▸ PROBLEM REQUIREMENTS
Retype all of the entries word for word.

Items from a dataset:

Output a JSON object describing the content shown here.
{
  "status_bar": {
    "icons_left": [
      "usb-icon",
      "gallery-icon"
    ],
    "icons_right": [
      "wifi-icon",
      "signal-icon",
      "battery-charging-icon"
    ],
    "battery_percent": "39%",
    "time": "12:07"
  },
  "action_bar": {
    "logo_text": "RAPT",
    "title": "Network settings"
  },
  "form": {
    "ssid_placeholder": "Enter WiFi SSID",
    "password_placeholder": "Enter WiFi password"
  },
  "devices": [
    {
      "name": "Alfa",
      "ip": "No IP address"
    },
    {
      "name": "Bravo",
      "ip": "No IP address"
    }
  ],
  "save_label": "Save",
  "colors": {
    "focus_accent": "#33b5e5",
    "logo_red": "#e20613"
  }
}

▸ THE SOLUTION
Output a JSON object describing the content shown here.
{
  "status_bar": {
    "icons_left": [
      "usb-icon",
      "gallery-icon"
    ],
    "icons_right": [
      "wifi-icon",
      "signal-icon",
      "battery-charging-icon"
    ],
    "battery_percent": "39%",
    "time": "12:07"
  },
  "action_bar": {
    "logo_text": "RAPT",
    "title": "Network settings"
  },
  "form": {
    "ssid_placeholder": "Enter WiFi SSID",
    "password_placeholder": "Enter WiFi password"
  },
  "devices": [
    {
      "name": "Alfa",
      "ip": "No IP address"
    },
    {
      "name": "Bravo",
      "ip": "No IP address"
    }
  ],
  "save_label": "Save",
  "colors": {
    "focus_accent": "#33b5e5",
    "logo_red": "#e20613"
  }
}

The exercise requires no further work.